-- REQUIRED TASK --
Collect the lines of the entries where "simítás" shows up.

-- RECORDS TO USE --
######

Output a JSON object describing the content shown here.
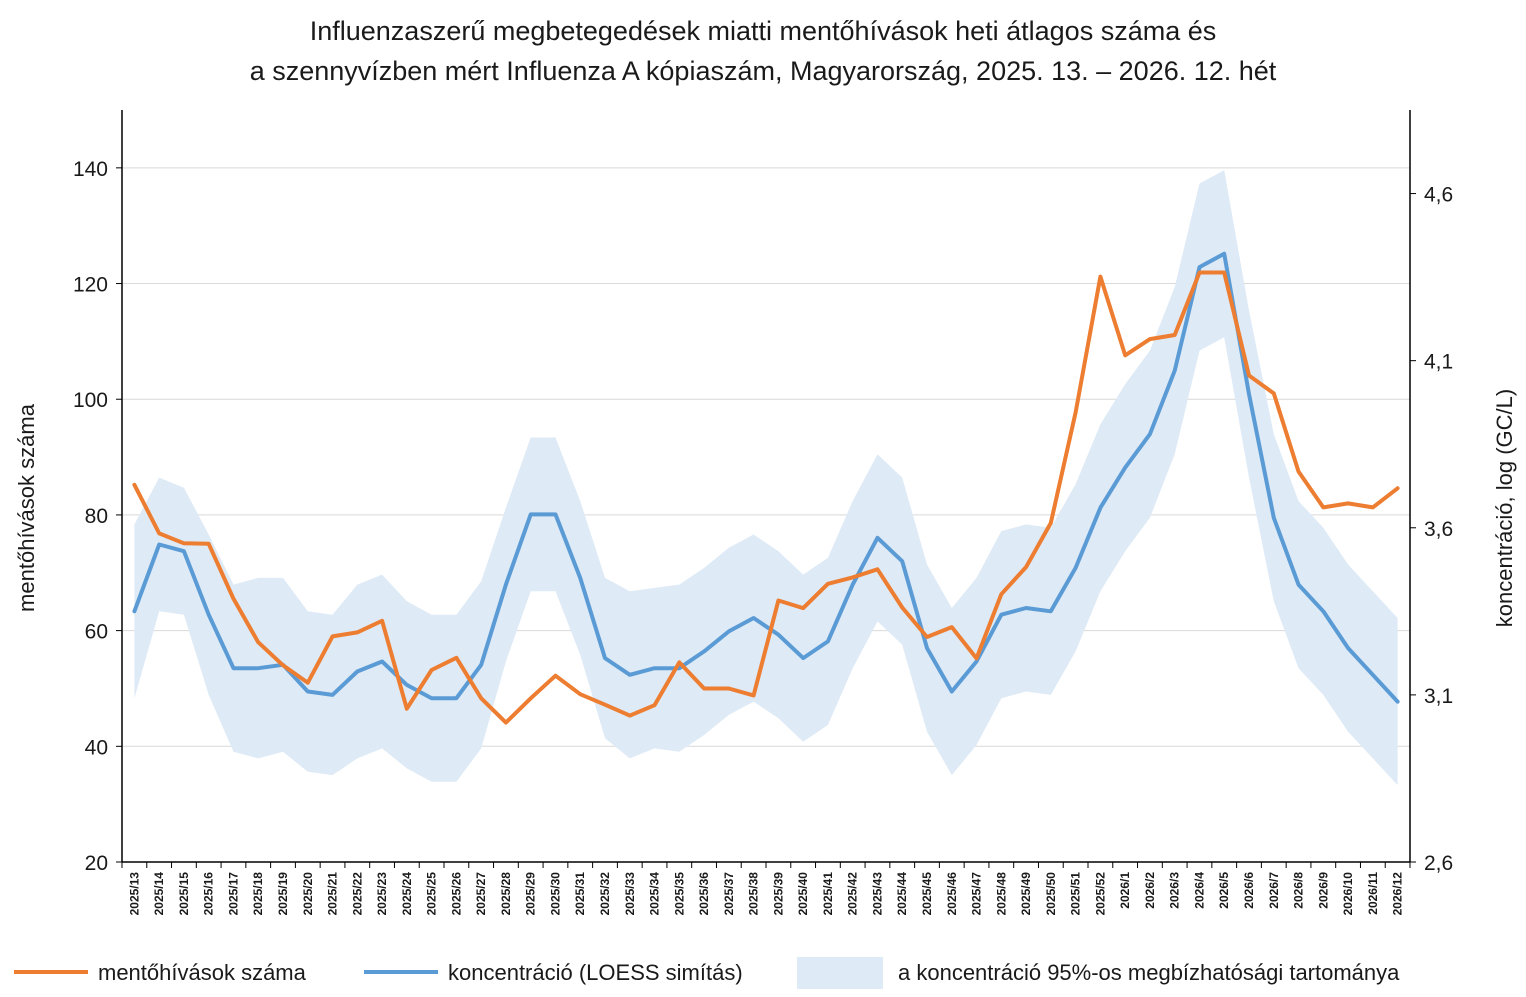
{
  "chart_data": {
    "type": "line",
    "title_line1": "Influenzaszerű megbetegedések miatti mentőhívások heti átlagos száma és",
    "title_line2": "a szennyvízben mért Influenza A kópiaszám, Magyarország, 2025. 13. – 2026. 12. hét",
    "ylabel_left": "mentőhívások száma",
    "ylabel_right": "koncentráció, log (GC/L)",
    "colors": {
      "calls": "#ED7D31",
      "conc": "#5B9BD5",
      "band": "#DEEAF6",
      "grid": "#D9D9D9",
      "axis": "#000000"
    },
    "yleft": {
      "min": 20,
      "max": 150,
      "ticks": [
        20,
        40,
        60,
        80,
        100,
        120,
        140
      ],
      "tick_labels": [
        "20",
        "40",
        "60",
        "80",
        "100",
        "120",
        "140"
      ]
    },
    "yright": {
      "min": 2.6,
      "max": 4.85,
      "ticks": [
        2.6,
        3.1,
        3.6,
        4.1,
        4.6
      ],
      "tick_labels": [
        "2,6",
        "3,1",
        "3,6",
        "4,1",
        "4,6"
      ]
    },
    "categories": [
      "2025/13",
      "2025/14",
      "2025/15",
      "2025/16",
      "2025/17",
      "2025/18",
      "2025/19",
      "2025/20",
      "2025/21",
      "2025/22",
      "2025/23",
      "2025/24",
      "2025/25",
      "2025/26",
      "2025/27",
      "2025/28",
      "2025/29",
      "2025/30",
      "2025/31",
      "2025/32",
      "2025/33",
      "2025/34",
      "2025/35",
      "2025/36",
      "2025/37",
      "2025/38",
      "2025/39",
      "2025/40",
      "2025/41",
      "2025/42",
      "2025/43",
      "2025/44",
      "2025/45",
      "2025/46",
      "2025/47",
      "2025/48",
      "2025/49",
      "2025/50",
      "2025/51",
      "2025/52",
      "2026/1",
      "2026/2",
      "2026/3",
      "2026/4",
      "2026/5",
      "2026/6",
      "2026/7",
      "2026/8",
      "2026/9",
      "2026/10",
      "2026/11",
      "2026/12"
    ],
    "series": [
      {
        "name": "mentőhívások száma",
        "axis": "left",
        "values": [
          85.2,
          76.8,
          75.1,
          75.0,
          65.5,
          58.0,
          54.0,
          51.0,
          59.0,
          59.7,
          61.7,
          46.5,
          53.2,
          55.3,
          48.3,
          44.1,
          48.3,
          52.2,
          49.0,
          47.2,
          45.3,
          47.1,
          54.5,
          50.0,
          50.0,
          48.8,
          65.2,
          63.9,
          68.1,
          69.2,
          70.6,
          64.0,
          58.9,
          60.6,
          55.2,
          66.3,
          71.0,
          78.6,
          97.7,
          121.2,
          107.6,
          110.4,
          111.1,
          121.9,
          121.9,
          104.1,
          101.0,
          87.5,
          81.3,
          82.0,
          81.3,
          84.6
        ]
      },
      {
        "name": "koncentráció (LOESS simítás)",
        "axis": "right",
        "values": [
          3.35,
          3.55,
          3.53,
          3.34,
          3.18,
          3.18,
          3.19,
          3.11,
          3.1,
          3.17,
          3.2,
          3.13,
          3.09,
          3.09,
          3.19,
          3.43,
          3.64,
          3.64,
          3.45,
          3.21,
          3.16,
          3.18,
          3.18,
          3.23,
          3.29,
          3.33,
          3.28,
          3.21,
          3.26,
          3.43,
          3.57,
          3.5,
          3.24,
          3.11,
          3.2,
          3.34,
          3.36,
          3.35,
          3.48,
          3.66,
          3.78,
          3.88,
          4.07,
          4.38,
          4.42,
          4.0,
          3.63,
          3.43,
          3.35,
          3.24,
          3.16,
          3.08
        ]
      },
      {
        "name": "a koncentráció 95%-os megbízhatósági tartománya",
        "axis": "right",
        "type": "band",
        "upper": [
          3.61,
          3.75,
          3.72,
          3.58,
          3.43,
          3.45,
          3.45,
          3.35,
          3.34,
          3.43,
          3.46,
          3.38,
          3.34,
          3.34,
          3.44,
          3.66,
          3.87,
          3.87,
          3.68,
          3.45,
          3.41,
          3.42,
          3.43,
          3.48,
          3.54,
          3.58,
          3.53,
          3.46,
          3.51,
          3.68,
          3.82,
          3.75,
          3.49,
          3.36,
          3.45,
          3.59,
          3.61,
          3.6,
          3.73,
          3.91,
          4.03,
          4.13,
          4.32,
          4.63,
          4.67,
          4.25,
          3.88,
          3.68,
          3.6,
          3.49,
          3.41,
          3.33
        ],
        "lower": [
          3.09,
          3.35,
          3.34,
          3.1,
          2.93,
          2.91,
          2.93,
          2.87,
          2.86,
          2.91,
          2.94,
          2.88,
          2.84,
          2.84,
          2.94,
          3.2,
          3.41,
          3.41,
          3.22,
          2.97,
          2.91,
          2.94,
          2.93,
          2.98,
          3.04,
          3.08,
          3.03,
          2.96,
          3.01,
          3.18,
          3.32,
          3.25,
          2.99,
          2.86,
          2.95,
          3.09,
          3.11,
          3.1,
          3.23,
          3.41,
          3.53,
          3.63,
          3.82,
          4.13,
          4.17,
          3.75,
          3.38,
          3.18,
          3.1,
          2.99,
          2.91,
          2.83
        ]
      }
    ],
    "legend": {
      "calls_label": "mentőhívások száma",
      "conc_label": "koncentráció (LOESS simítás)",
      "band_label": "a koncentráció 95%-os megbízhatósági tartománya",
      "placement": "bottom"
    },
    "grid": true
  }
}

######

-- WRITTEN REPLY --
        "name": "koncentráció (LOESS simítás)",
      "conc_label": "koncentráció (LOESS simítás)",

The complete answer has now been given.